======== EXTRACTED MATERIAL

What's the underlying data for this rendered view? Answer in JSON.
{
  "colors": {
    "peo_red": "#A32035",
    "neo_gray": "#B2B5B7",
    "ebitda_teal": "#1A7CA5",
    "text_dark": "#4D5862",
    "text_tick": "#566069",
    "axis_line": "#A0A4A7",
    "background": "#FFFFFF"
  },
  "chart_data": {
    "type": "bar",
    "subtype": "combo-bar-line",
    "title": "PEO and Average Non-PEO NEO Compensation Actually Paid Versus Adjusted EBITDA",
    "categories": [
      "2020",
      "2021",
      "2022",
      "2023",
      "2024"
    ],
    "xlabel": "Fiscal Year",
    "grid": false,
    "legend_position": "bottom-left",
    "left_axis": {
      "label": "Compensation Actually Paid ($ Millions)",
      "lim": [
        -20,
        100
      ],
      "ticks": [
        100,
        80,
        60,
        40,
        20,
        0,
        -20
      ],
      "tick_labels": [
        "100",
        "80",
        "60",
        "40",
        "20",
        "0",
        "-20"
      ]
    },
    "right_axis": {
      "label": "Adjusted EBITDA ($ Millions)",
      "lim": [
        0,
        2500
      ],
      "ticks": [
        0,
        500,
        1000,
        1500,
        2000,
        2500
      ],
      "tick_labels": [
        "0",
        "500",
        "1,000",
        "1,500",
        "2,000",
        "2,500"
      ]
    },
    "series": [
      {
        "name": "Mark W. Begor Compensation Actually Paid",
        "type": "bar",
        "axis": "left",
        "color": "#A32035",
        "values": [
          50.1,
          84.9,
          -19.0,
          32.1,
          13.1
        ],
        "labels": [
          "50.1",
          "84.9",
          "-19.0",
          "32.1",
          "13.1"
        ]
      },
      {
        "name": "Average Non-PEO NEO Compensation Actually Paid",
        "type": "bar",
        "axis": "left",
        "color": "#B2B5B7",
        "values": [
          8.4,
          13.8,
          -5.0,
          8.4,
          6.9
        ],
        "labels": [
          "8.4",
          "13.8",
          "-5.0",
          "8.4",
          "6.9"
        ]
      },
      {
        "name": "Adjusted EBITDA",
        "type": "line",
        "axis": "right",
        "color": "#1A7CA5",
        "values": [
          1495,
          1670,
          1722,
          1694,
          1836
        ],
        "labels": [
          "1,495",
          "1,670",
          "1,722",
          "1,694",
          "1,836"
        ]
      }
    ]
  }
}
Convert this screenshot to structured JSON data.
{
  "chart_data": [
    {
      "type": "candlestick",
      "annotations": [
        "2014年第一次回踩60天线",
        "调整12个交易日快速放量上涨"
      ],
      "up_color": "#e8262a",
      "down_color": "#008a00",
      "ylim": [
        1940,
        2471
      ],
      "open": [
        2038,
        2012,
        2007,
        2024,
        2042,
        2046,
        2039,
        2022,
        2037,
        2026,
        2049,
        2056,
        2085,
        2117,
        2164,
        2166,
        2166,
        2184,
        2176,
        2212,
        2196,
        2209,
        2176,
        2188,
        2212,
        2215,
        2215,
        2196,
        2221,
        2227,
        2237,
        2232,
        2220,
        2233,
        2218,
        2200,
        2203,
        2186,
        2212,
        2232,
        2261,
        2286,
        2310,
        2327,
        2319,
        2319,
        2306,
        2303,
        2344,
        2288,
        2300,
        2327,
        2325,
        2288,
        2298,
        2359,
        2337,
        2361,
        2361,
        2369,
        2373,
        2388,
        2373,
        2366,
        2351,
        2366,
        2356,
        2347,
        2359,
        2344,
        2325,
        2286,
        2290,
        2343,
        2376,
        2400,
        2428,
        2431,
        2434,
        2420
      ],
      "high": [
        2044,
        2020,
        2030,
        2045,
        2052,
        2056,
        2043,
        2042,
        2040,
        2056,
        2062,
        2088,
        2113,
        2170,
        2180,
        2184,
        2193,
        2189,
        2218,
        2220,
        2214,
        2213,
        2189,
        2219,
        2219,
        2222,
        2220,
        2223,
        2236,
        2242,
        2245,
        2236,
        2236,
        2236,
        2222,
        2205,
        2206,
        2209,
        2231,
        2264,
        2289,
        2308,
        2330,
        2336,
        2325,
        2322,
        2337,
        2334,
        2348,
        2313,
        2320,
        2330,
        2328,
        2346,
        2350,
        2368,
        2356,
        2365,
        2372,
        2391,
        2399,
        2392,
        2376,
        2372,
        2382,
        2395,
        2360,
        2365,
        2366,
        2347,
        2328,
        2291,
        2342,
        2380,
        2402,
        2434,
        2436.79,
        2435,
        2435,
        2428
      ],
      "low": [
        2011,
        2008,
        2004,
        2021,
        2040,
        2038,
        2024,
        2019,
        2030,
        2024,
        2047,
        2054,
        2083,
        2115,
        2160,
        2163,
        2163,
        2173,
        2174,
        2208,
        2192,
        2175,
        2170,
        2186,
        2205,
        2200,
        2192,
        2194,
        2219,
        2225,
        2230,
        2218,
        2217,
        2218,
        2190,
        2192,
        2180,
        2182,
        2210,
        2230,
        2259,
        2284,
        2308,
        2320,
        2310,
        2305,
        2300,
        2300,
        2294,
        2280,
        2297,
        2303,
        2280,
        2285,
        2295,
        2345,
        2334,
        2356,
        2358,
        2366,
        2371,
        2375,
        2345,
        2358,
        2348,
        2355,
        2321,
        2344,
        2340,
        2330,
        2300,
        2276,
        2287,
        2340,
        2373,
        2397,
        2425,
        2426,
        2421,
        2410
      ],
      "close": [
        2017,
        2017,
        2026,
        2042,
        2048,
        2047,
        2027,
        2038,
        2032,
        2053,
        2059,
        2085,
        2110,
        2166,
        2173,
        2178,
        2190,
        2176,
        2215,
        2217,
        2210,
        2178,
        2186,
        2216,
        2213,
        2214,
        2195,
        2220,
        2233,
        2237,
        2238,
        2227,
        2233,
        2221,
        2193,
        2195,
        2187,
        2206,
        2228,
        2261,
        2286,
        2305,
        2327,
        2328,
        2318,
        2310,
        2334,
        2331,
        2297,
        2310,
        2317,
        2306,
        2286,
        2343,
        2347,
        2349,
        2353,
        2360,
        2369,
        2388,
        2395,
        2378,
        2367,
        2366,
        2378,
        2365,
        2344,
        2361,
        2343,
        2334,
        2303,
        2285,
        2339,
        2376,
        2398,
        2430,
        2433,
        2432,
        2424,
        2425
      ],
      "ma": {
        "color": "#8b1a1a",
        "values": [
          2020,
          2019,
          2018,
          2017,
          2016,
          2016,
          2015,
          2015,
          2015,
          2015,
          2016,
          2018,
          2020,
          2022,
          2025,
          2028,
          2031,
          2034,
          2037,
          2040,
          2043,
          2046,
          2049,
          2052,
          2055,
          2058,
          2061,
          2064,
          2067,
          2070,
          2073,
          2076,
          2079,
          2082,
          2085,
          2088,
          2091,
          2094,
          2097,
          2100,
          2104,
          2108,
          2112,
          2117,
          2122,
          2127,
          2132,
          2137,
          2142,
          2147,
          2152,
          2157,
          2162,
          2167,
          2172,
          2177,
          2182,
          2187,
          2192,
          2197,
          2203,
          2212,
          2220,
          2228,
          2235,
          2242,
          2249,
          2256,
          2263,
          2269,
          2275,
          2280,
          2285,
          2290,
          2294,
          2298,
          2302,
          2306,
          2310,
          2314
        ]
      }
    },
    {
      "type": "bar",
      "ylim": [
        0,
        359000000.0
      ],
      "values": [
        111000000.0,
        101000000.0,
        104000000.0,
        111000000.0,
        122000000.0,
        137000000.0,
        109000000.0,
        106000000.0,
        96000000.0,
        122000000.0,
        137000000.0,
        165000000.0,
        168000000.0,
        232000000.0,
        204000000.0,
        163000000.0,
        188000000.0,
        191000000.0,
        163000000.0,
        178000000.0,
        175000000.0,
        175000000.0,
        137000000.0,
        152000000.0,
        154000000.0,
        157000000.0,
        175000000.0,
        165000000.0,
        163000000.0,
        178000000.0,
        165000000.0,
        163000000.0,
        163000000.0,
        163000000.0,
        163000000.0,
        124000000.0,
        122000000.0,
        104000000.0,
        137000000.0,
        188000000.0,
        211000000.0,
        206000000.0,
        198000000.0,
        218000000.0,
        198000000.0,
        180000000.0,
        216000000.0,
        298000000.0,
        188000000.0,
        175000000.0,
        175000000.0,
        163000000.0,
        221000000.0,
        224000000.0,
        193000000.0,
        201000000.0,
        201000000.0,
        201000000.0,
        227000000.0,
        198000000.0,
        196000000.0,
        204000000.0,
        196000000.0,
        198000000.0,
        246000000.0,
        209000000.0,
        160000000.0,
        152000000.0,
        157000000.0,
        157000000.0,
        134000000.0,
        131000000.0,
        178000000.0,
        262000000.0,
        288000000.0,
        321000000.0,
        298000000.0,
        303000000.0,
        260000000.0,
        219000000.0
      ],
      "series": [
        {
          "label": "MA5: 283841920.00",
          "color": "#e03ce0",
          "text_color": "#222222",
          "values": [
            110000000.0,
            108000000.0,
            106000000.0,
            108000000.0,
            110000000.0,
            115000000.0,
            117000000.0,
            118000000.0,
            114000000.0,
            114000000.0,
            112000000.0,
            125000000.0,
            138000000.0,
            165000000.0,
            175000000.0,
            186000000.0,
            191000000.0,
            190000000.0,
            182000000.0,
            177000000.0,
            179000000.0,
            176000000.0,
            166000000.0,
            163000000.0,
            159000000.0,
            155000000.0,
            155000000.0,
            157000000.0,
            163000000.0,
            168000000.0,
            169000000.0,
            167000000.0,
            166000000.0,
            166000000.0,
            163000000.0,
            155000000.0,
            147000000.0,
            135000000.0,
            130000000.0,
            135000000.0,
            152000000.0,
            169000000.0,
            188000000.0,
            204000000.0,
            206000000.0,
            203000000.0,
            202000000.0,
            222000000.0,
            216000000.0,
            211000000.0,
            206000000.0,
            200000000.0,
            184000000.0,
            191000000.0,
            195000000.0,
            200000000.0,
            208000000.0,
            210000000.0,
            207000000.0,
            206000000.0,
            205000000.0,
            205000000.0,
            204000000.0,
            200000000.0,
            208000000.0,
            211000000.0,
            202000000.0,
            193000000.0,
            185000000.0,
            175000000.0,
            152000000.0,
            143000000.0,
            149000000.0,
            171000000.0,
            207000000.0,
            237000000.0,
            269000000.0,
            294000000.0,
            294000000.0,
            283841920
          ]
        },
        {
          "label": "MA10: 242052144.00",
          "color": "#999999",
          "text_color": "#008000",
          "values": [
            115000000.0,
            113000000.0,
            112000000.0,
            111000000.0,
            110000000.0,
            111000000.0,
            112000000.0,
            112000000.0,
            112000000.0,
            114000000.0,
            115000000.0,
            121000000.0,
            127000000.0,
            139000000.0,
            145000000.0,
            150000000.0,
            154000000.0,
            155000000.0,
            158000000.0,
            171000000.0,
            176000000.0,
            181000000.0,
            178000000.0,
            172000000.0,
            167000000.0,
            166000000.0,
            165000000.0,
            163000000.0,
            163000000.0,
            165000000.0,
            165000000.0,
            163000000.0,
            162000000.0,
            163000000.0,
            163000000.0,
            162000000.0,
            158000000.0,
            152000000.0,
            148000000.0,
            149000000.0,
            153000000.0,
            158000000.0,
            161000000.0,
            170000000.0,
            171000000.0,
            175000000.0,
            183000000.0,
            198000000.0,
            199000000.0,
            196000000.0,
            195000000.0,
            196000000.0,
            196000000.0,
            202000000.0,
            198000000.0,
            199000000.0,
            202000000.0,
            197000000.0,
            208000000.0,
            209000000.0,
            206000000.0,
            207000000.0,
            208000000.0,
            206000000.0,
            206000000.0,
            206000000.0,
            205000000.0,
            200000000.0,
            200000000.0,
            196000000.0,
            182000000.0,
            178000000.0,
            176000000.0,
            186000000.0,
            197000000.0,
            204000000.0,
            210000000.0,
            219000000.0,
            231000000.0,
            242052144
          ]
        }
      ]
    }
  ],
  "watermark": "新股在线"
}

================

● **WHAT THE TASK REQUIRES**:
For the string "Compensation", count the lines of the entries above that include it; answer with the number only.

● **SOLUTION TO THE EXERCISE**:
4